§ What you have to do:
Repeat the entries that follow verbatim, without any of their pictures.

▬▬▬▬▬▬

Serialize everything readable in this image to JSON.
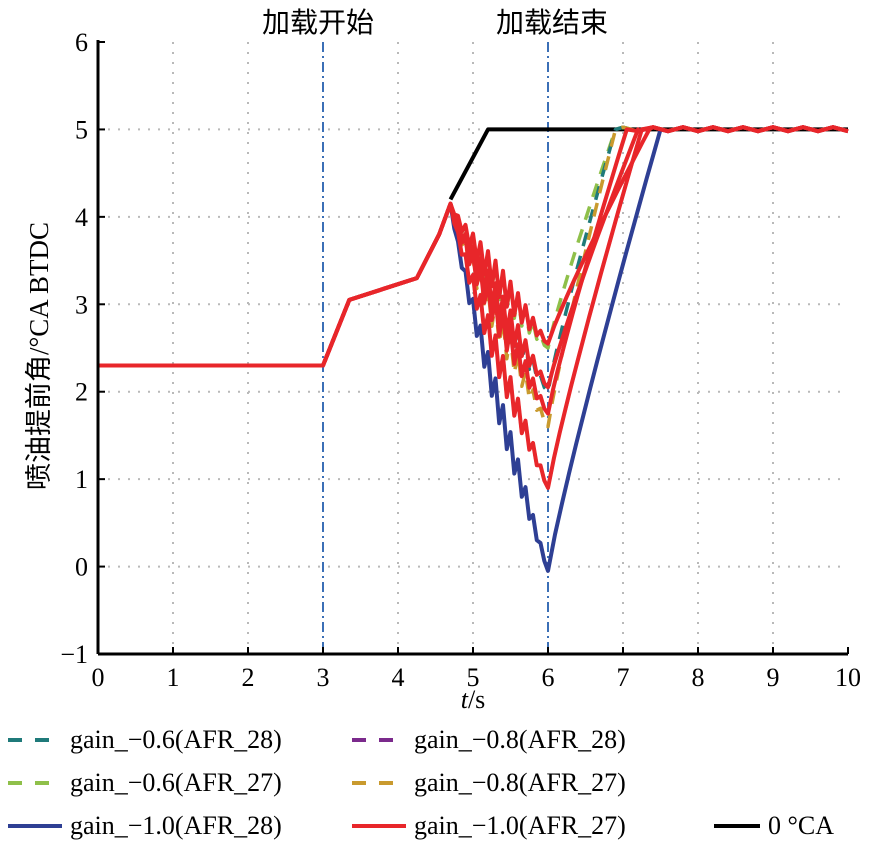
{
  "chart_data": {
    "type": "line",
    "xlabel_var": "t",
    "xlabel_unit": "/s",
    "ylabel": "喷油提前角/°CA BTDC",
    "xlim": [
      0,
      10
    ],
    "ylim": [
      -1,
      6
    ],
    "xticks": [
      "0",
      "1",
      "2",
      "3",
      "4",
      "5",
      "6",
      "7",
      "8",
      "9",
      "10"
    ],
    "yticks": [
      "−1",
      "0",
      "1",
      "2",
      "3",
      "4",
      "5",
      "6"
    ],
    "grid": true,
    "annotations": [
      {
        "text": "加载开始",
        "x": 3
      },
      {
        "text": "加载结束",
        "x": 6
      }
    ],
    "series": [
      {
        "name": "gain_−0.6(AFR_28)",
        "color": "#1f7a7a",
        "dash": true,
        "min": 2.0
      },
      {
        "name": "gain_−0.8(AFR_28)",
        "color": "#7b2a8c",
        "dash": true,
        "min": 0.9
      },
      {
        "name": "gain_−0.6(AFR_27)",
        "color": "#8fc04a",
        "dash": true,
        "min": 2.5
      },
      {
        "name": "gain_−0.8(AFR_27)",
        "color": "#c99a2e",
        "dash": true,
        "min": 1.6
      },
      {
        "name": "gain_−1.0(AFR_28)",
        "color": "#2e3f94",
        "dash": false,
        "min": -0.05
      },
      {
        "name": "gain_−1.0(AFR_27)",
        "color": "#e8262a",
        "dash": false,
        "min": 0.9
      },
      {
        "name": "0 °CA",
        "color": "#000000",
        "dash": false
      }
    ],
    "baseline_path": {
      "x": [
        0,
        3,
        3.35,
        4.25,
        4.55,
        4.7
      ],
      "y": [
        2.3,
        2.3,
        3.05,
        3.3,
        3.8,
        4.15
      ]
    },
    "zero_ca_path": {
      "x": [
        4.7,
        5.2,
        10
      ],
      "y": [
        4.2,
        5.0,
        5.0
      ]
    }
  }
}
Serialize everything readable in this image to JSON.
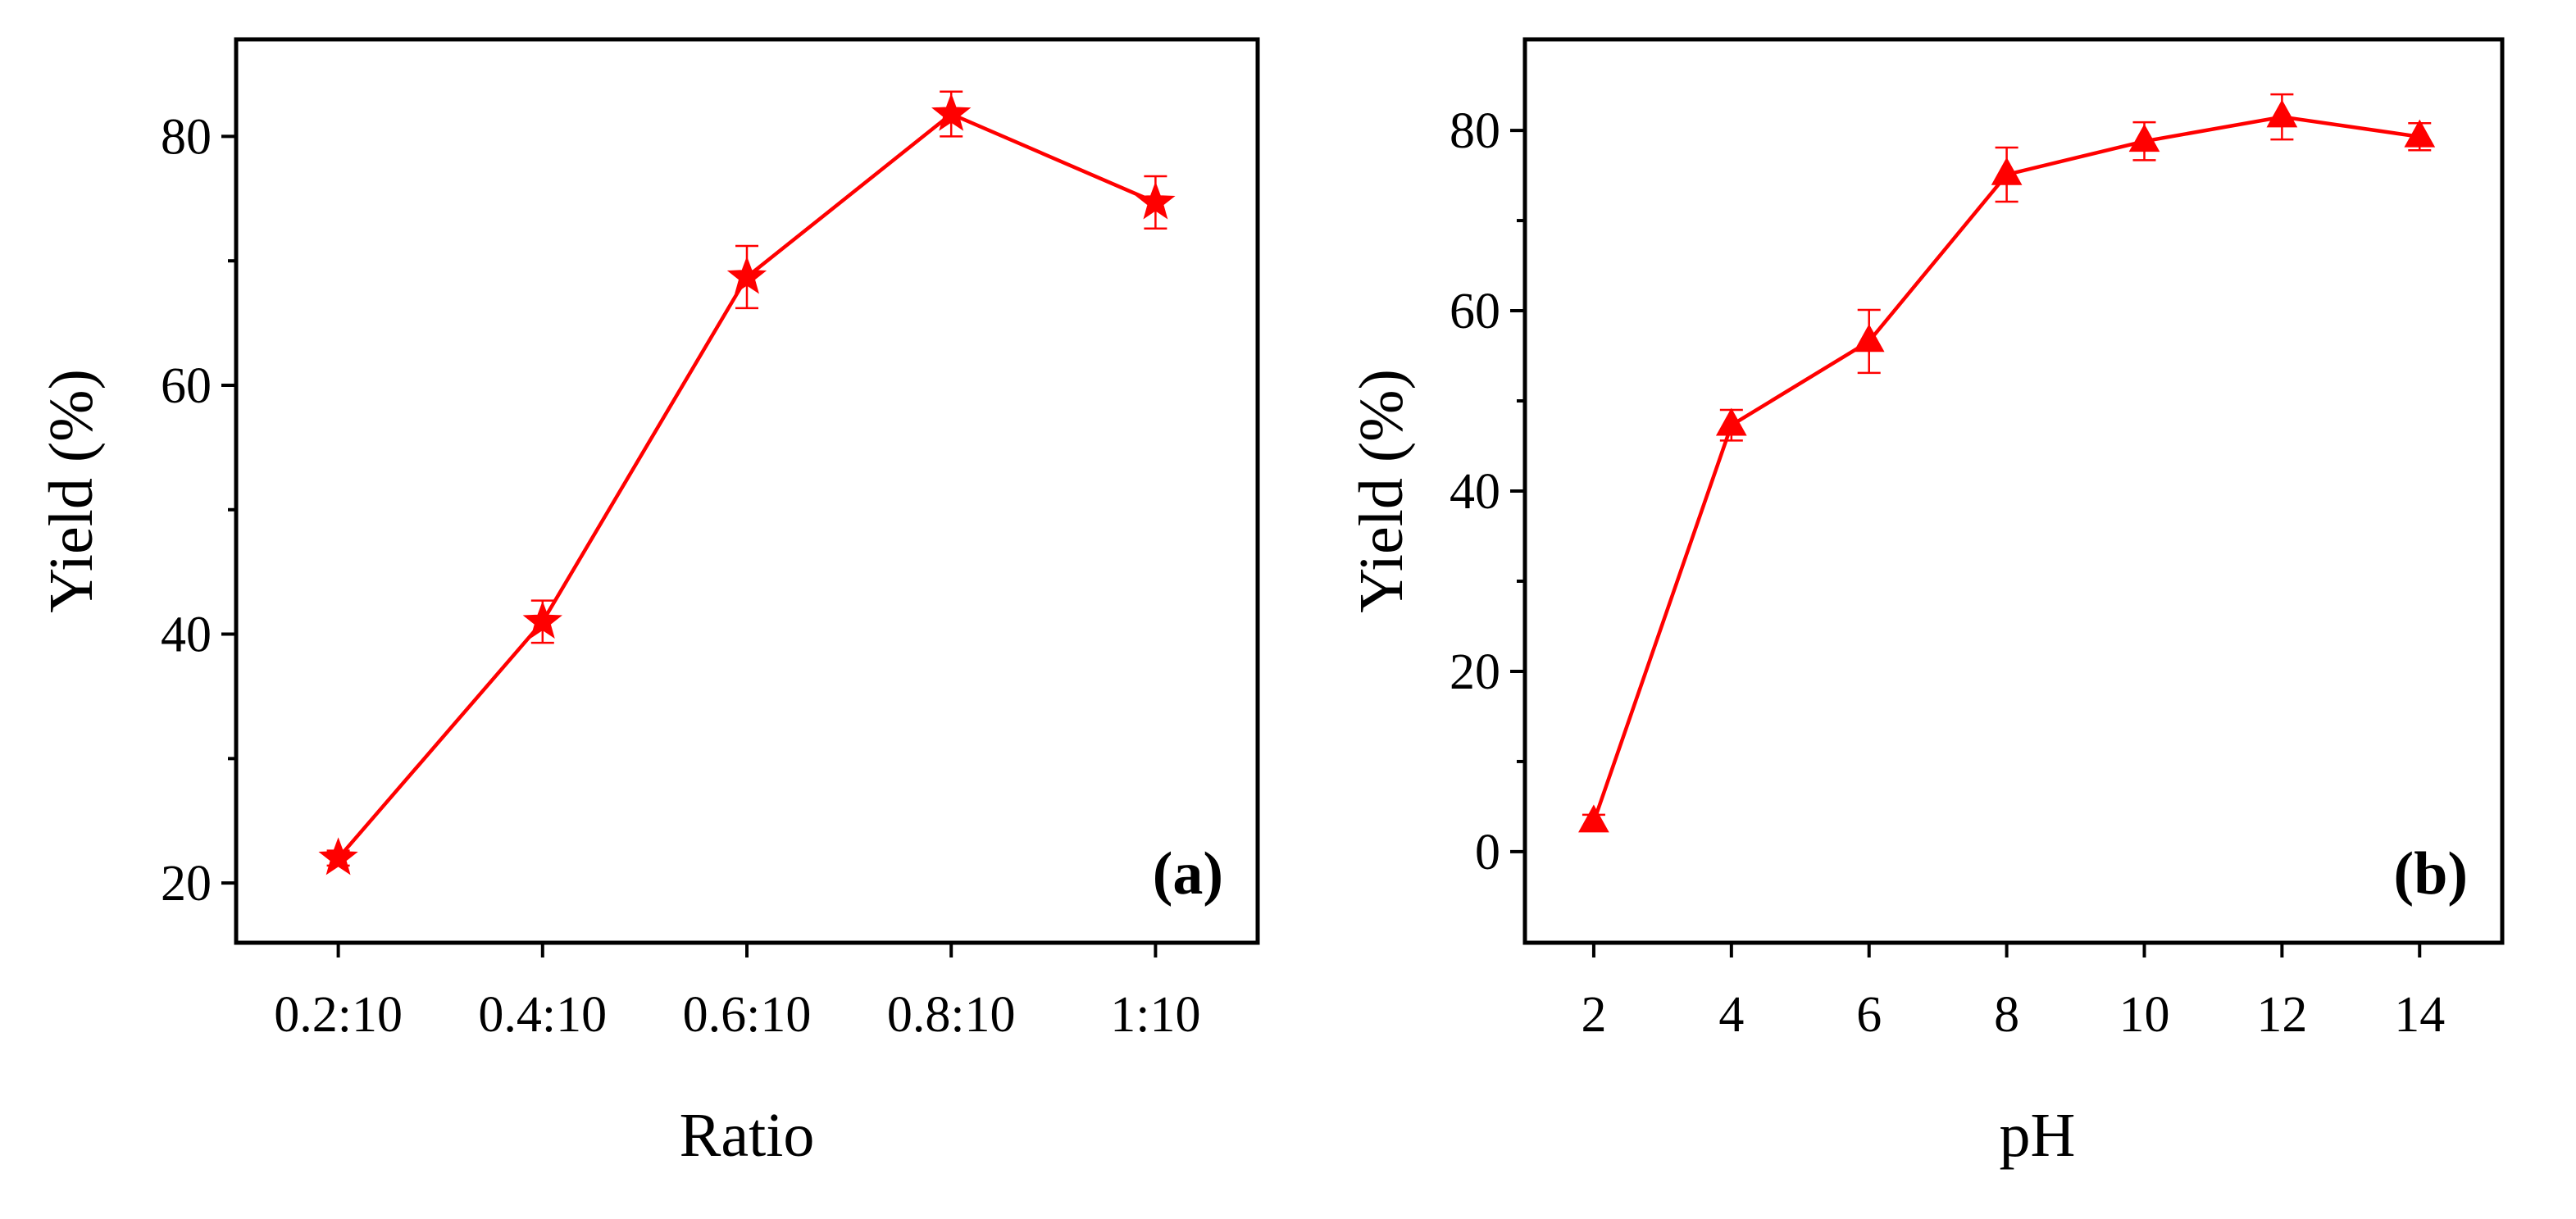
{
  "chart_data": [
    {
      "type": "line",
      "panel_label": "(a)",
      "xlabel": "Ratio",
      "ylabel": "Yield (%)",
      "categories": [
        "0.2:10",
        "0.4:10",
        "0.6:10",
        "0.8:10",
        "1:10"
      ],
      "values": [
        22.0,
        41.0,
        68.7,
        81.8,
        74.7
      ],
      "errors": [
        0.6,
        1.7,
        2.5,
        1.8,
        2.1
      ],
      "ylim": [
        15.2,
        87.8
      ],
      "yticks_major": [
        20,
        40,
        60,
        80
      ],
      "yticks_minor": [
        30,
        50,
        70
      ],
      "marker": "star",
      "color": "#ff0000"
    },
    {
      "type": "line",
      "panel_label": "(b)",
      "xlabel": "pH",
      "ylabel": "Yield (%)",
      "x": [
        2,
        4,
        6,
        8,
        10,
        12,
        14
      ],
      "xlim": [
        1,
        15.2
      ],
      "values": [
        3.3,
        47.3,
        56.6,
        75.1,
        78.8,
        81.5,
        79.3
      ],
      "errors": [
        0.8,
        1.7,
        3.5,
        3.0,
        2.1,
        2.5,
        1.5
      ],
      "ylim": [
        -10.1,
        90.1
      ],
      "yticks_major": [
        0,
        20,
        40,
        60,
        80
      ],
      "yticks_minor": [
        10,
        30,
        50,
        70
      ],
      "marker": "triangle",
      "color": "#ff0000"
    }
  ]
}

▬▬▬▬▬▬

§ Answer for this exercise:
Serialize everything readable in this image to JSON.
{
  "chart_data": {
    "type": "line",
    "xlabel_var": "t",
    "xlabel_unit": "/s",
    "ylabel": "喷油提前角/°CA BTDC",
    "xlim": [
      0,
      10
    ],
    "ylim": [
      -1,
      6
    ],
    "xticks": [
      "0",
      "1",
      "2",
      "3",
      "4",
      "5",
      "6",
      "7",
      "8",
      "9",
      "10"
    ],
    "yticks": [
      "−1",
      "0",
      "1",
      "2",
      "3",
      "4",
      "5",
      "6"
    ],
    "grid": true,
    "annotations": [
      {
        "text": "加载开始",
        "x": 3
      },
      {
        "text": "加载结束",
        "x": 6
      }
    ],
    "series": [
      {
        "name": "gain_−0.6(AFR_28)",
        "color": "#1f7a7a",
        "dash": true,
        "min": 2.0
      },
      {
        "name": "gain_−0.8(AFR_28)",
        "color": "#7b2a8c",
        "dash": true,
        "min": 0.9
      },
      {
        "name": "gain_−0.6(AFR_27)",
        "color": "#8fc04a",
        "dash": true,
        "min": 2.5
      },
      {
        "name": "gain_−0.8(AFR_27)",
        "color": "#c99a2e",
        "dash": true,
        "min": 1.6
      },
      {
        "name": "gain_−1.0(AFR_28)",
        "color": "#2e3f94",
        "dash": false,
        "min": -0.05
      },
      {
        "name": "gain_−1.0(AFR_27)",
        "color": "#e8262a",
        "dash": false,
        "min": 0.9
      },
      {
        "name": "0 °CA",
        "color": "#000000",
        "dash": false
      }
    ],
    "baseline_path": {
      "x": [
        0,
        3,
        3.35,
        4.25,
        4.55,
        4.7
      ],
      "y": [
        2.3,
        2.3,
        3.05,
        3.3,
        3.8,
        4.15
      ]
    },
    "zero_ca_path": {
      "x": [
        4.7,
        5.2,
        10
      ],
      "y": [
        4.2,
        5.0,
        5.0
      ]
    }
  }
}
Serialize everything readable in this image to JSON.
{
  "chart_data": [
    {
      "type": "line",
      "panel_label": "(a)",
      "xlabel": "Ratio",
      "ylabel": "Yield (%)",
      "categories": [
        "0.2:10",
        "0.4:10",
        "0.6:10",
        "0.8:10",
        "1:10"
      ],
      "values": [
        22.0,
        41.0,
        68.7,
        81.8,
        74.7
      ],
      "errors": [
        0.6,
        1.7,
        2.5,
        1.8,
        2.1
      ],
      "ylim": [
        15.2,
        87.8
      ],
      "yticks_major": [
        20,
        40,
        60,
        80
      ],
      "yticks_minor": [
        30,
        50,
        70
      ],
      "marker": "star",
      "color": "#ff0000"
    },
    {
      "type": "line",
      "panel_label": "(b)",
      "xlabel": "pH",
      "ylabel": "Yield (%)",
      "x": [
        2,
        4,
        6,
        8,
        10,
        12,
        14
      ],
      "xlim": [
        1,
        15.2
      ],
      "values": [
        3.3,
        47.3,
        56.6,
        75.1,
        78.8,
        81.5,
        79.3
      ],
      "errors": [
        0.8,
        1.7,
        3.5,
        3.0,
        2.1,
        2.5,
        1.5
      ],
      "ylim": [
        -10.1,
        90.1
      ],
      "yticks_major": [
        0,
        20,
        40,
        60,
        80
      ],
      "yticks_minor": [
        10,
        30,
        50,
        70
      ],
      "marker": "triangle",
      "color": "#ff0000"
    }
  ]
}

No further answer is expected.